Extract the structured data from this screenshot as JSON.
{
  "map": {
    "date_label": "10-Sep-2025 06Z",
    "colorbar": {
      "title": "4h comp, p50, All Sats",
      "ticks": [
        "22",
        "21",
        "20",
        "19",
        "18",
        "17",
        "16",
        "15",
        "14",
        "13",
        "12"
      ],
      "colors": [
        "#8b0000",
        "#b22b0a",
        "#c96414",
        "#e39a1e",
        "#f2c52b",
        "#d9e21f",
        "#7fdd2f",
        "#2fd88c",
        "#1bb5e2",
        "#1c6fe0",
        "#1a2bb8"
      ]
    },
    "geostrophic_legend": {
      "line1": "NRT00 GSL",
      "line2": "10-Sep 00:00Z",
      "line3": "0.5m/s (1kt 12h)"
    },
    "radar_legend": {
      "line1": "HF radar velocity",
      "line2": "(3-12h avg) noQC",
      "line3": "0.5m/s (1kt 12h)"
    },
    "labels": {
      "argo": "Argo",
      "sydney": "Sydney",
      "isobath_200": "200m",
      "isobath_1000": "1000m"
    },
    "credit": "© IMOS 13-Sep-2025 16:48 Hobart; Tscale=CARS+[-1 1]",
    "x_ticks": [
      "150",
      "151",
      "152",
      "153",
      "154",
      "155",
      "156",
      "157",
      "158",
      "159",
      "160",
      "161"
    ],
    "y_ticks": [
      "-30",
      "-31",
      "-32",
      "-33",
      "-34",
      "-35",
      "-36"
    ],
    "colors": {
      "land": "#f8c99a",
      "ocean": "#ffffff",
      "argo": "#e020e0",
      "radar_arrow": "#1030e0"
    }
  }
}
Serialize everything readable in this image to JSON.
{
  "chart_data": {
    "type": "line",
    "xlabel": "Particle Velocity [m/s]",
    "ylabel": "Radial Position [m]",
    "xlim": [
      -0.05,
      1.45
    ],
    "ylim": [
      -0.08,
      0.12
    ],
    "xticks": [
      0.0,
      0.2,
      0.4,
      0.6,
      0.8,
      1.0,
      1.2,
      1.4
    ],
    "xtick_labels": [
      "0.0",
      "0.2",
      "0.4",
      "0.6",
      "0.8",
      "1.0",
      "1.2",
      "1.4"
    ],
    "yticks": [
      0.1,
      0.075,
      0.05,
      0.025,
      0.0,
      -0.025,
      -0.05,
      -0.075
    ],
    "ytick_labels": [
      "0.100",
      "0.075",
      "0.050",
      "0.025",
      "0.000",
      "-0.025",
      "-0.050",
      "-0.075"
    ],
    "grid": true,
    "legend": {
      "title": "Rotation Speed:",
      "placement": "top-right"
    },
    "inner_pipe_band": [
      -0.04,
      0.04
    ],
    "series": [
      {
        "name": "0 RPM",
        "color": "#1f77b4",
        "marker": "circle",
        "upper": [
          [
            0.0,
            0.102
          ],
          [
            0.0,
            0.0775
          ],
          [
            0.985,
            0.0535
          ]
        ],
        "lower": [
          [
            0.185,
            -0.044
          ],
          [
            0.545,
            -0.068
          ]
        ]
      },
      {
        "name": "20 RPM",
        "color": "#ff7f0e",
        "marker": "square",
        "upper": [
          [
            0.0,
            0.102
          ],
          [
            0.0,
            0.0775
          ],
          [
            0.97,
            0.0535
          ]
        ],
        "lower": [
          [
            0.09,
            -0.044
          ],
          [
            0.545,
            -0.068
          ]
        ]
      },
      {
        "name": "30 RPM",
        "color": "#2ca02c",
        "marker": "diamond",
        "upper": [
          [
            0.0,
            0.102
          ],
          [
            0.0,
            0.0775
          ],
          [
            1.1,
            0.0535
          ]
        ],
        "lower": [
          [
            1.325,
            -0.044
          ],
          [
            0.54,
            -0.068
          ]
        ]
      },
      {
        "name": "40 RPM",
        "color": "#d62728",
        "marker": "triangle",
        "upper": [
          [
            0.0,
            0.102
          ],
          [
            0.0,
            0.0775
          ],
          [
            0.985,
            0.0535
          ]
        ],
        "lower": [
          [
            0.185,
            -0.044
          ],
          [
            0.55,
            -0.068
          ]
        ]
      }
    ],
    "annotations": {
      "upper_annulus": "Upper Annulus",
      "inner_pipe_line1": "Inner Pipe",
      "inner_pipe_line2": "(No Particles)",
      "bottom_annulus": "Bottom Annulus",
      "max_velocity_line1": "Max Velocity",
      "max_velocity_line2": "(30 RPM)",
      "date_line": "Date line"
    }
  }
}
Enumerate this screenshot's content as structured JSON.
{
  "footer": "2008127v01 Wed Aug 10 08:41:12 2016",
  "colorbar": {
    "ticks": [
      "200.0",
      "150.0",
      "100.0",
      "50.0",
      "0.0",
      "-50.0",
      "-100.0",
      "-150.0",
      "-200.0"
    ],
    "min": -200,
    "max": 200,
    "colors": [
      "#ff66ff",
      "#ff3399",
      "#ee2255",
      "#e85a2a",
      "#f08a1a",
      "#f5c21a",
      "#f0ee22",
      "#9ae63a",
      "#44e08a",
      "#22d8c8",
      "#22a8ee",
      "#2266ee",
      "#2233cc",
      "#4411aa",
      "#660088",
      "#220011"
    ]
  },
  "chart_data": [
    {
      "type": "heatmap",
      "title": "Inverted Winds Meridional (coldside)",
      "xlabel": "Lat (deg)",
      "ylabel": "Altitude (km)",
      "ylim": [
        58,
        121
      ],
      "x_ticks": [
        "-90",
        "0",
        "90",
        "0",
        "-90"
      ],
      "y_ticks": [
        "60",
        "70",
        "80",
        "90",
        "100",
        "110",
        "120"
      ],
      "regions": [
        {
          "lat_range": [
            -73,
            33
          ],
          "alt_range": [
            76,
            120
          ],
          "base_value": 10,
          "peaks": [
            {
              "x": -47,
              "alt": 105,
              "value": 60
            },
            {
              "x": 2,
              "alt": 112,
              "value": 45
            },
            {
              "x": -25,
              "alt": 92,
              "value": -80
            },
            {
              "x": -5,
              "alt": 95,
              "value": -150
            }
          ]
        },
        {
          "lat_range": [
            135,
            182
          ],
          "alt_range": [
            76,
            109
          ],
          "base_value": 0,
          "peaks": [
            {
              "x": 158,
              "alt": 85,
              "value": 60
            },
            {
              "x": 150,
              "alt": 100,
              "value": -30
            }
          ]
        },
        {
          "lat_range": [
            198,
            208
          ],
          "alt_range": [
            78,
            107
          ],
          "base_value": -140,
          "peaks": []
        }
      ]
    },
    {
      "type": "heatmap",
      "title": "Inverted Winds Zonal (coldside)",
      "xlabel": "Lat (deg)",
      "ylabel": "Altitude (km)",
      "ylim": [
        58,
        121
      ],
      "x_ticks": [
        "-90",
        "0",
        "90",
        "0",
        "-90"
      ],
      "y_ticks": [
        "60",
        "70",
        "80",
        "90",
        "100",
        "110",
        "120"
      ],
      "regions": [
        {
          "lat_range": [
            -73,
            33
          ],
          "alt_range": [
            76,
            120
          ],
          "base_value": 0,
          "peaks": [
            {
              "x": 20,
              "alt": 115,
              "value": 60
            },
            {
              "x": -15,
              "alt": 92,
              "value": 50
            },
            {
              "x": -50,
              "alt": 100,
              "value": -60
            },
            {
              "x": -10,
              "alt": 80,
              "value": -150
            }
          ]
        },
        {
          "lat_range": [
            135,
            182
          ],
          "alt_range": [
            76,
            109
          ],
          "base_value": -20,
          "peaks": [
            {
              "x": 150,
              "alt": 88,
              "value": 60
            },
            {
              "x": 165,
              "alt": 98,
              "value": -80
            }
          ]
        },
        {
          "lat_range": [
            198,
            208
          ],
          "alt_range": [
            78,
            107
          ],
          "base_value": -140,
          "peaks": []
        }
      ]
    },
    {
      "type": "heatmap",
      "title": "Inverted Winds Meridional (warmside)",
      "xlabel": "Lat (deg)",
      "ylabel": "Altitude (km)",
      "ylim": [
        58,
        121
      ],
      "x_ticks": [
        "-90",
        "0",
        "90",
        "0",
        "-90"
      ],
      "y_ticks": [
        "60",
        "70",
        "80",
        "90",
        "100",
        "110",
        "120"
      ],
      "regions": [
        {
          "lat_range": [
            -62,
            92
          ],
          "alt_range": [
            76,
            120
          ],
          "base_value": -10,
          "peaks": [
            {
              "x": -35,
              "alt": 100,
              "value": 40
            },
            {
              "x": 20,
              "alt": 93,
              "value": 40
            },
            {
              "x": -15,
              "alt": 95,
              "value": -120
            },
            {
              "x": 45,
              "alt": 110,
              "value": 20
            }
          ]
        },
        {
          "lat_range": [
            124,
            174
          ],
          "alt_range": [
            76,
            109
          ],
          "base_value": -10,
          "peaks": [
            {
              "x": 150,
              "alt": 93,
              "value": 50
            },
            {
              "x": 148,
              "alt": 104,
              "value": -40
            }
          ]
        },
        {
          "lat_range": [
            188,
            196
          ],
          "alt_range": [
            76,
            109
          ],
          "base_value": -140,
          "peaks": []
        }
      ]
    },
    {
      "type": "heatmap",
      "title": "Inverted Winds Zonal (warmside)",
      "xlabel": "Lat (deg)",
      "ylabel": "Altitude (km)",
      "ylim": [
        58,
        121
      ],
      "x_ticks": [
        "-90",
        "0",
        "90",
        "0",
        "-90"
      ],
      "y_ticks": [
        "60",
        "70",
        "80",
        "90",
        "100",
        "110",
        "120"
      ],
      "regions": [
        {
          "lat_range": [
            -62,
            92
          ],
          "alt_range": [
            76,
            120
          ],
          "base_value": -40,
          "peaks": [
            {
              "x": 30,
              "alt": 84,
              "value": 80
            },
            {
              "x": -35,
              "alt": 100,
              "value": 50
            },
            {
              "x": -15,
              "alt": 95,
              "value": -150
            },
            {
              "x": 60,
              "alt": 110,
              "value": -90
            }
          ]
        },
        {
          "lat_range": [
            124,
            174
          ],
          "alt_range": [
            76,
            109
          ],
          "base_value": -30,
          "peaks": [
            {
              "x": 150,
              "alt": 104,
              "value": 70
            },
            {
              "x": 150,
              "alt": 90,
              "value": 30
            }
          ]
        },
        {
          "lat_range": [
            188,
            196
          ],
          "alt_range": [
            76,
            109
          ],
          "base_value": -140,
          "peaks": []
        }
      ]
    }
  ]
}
......
## Brief
Report all lines of the material that contain the word "JSON".

## Task response
Extract the structured data from this screenshot as JSON.
Serialize everything readable in this image to JSON.
Enumerate this screenshot's content as structured JSON.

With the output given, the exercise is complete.